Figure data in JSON
◆ ◆ ◆ ◆ ◆

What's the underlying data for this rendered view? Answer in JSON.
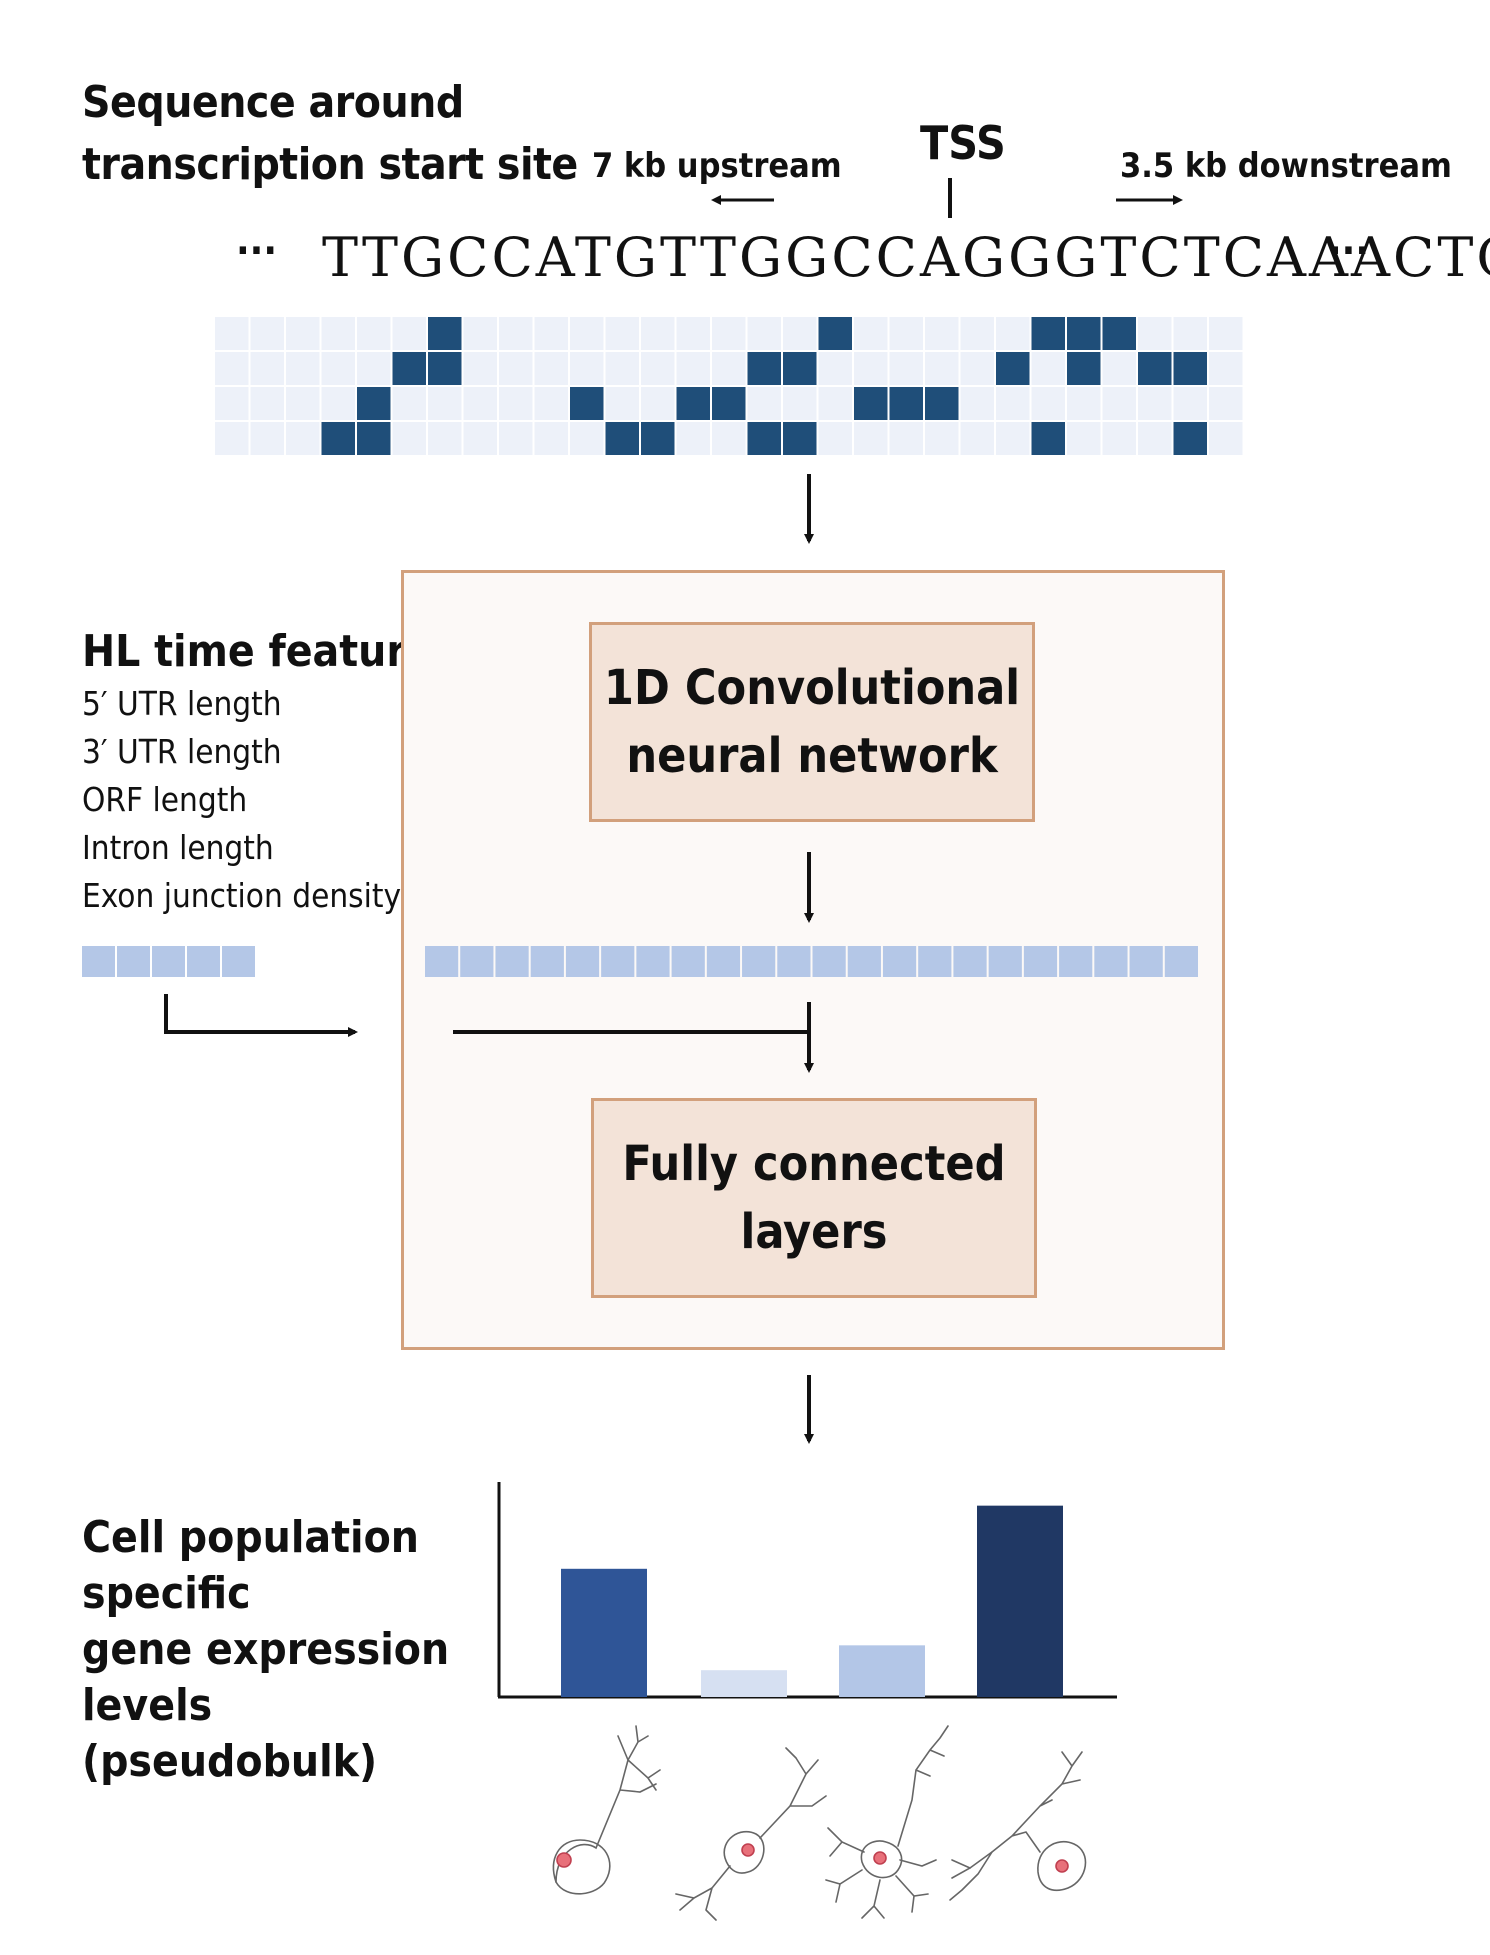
{
  "sequence_section": {
    "title_line1": "Sequence around",
    "title_line2": "transcription start site",
    "upstream_label": "7 kb upstream",
    "tss_label": "TSS",
    "downstream_label": "3.5 kb downstream",
    "dots_left": "···",
    "dna": "TTGCCATGTTGGCCAGGGTCTCAAACTC",
    "dots_right": "···",
    "onehot_rows": [
      "00000010000000000100000111000",
      "00000110000000011000001010110",
      "00001000001001100011100000000",
      "00011000000110011000000100010"
    ]
  },
  "features": {
    "title": "HL time features",
    "items": [
      "5′ UTR length",
      "3′ UTR length",
      "ORF length",
      "Intron length",
      "Exon junction density"
    ]
  },
  "model": {
    "cnn_line1": "1D Convolutional",
    "cnn_line2": "neural network",
    "fc_line1": "Fully connected",
    "fc_line2": "layers"
  },
  "output": {
    "label_line1": "Cell population specific",
    "label_line2": "gene expression levels",
    "label_line3": "(pseudobulk)"
  },
  "chart_data": {
    "type": "bar",
    "categories": [
      "",
      "",
      "",
      ""
    ],
    "values": [
      0.67,
      0.14,
      0.27,
      1.0
    ],
    "colors": [
      "#2f5597",
      "#d6e0f2",
      "#b3c6e7",
      "#203864"
    ],
    "category_icons": [
      "neuron-pyramidal-icon",
      "neuron-bipolar-icon",
      "neuron-multipolar-icon",
      "neuron-unipolar-icon"
    ],
    "title": "",
    "xlabel": "",
    "ylabel": "",
    "ylim": [
      0,
      1.04
    ]
  },
  "colors": {
    "onehot_on": "#1f4e79",
    "onehot_off": "#edf1f9",
    "embedding": "#b4c7e7",
    "box_border": "#d2a07c",
    "box_fill": "#f3e3d8",
    "outer_fill": "#fcf9f7",
    "cell_nucleus": "#e8707a"
  }
}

◆ ◆ ◆ ◆ ◆

*Set problem*
Output every entry word for word, but omit the pictures.

*The output*
What's the underlying data for this rendered view? Answer in JSON.
{
  "sequence_section": {
    "title_line1": "Sequence around",
    "title_line2": "transcription start site",
    "upstream_label": "7 kb upstream",
    "tss_label": "TSS",
    "downstream_label": "3.5 kb downstream",
    "dots_left": "···",
    "dna": "TTGCCATGTTGGCCAGGGTCTCAAACTC",
    "dots_right": "···",
    "onehot_rows": [
      "00000010000000000100000111000",
      "00000110000000011000001010110",
      "00001000001001100011100000000",
      "00011000000110011000000100010"
    ]
  },
  "features": {
    "title": "HL time features",
    "items": [
      "5′ UTR length",
      "3′ UTR length",
      "ORF length",
      "Intron length",
      "Exon junction density"
    ]
  },
  "model": {
    "cnn_line1": "1D Convolutional",
    "cnn_line2": "neural network",
    "fc_line1": "Fully connected",
    "fc_line2": "layers"
  },
  "output": {
    "label_line1": "Cell population specific",
    "label_line2": "gene expression levels",
    "label_line3": "(pseudobulk)"
  },
  "chart_data": {
    "type": "bar",
    "categories": [
      "",
      "",
      "",
      ""
    ],
    "values": [
      0.67,
      0.14,
      0.27,
      1.0
    ],
    "colors": [
      "#2f5597",
      "#d6e0f2",
      "#b3c6e7",
      "#203864"
    ],
    "category_icons": [
      "neuron-pyramidal-icon",
      "neuron-bipolar-icon",
      "neuron-multipolar-icon",
      "neuron-unipolar-icon"
    ],
    "title": "",
    "xlabel": "",
    "ylabel": "",
    "ylim": [
      0,
      1.04
    ]
  },
  "colors": {
    "onehot_on": "#1f4e79",
    "onehot_off": "#edf1f9",
    "embedding": "#b4c7e7",
    "box_border": "#d2a07c",
    "box_fill": "#f3e3d8",
    "outer_fill": "#fcf9f7",
    "cell_nucleus": "#e8707a"
  }
}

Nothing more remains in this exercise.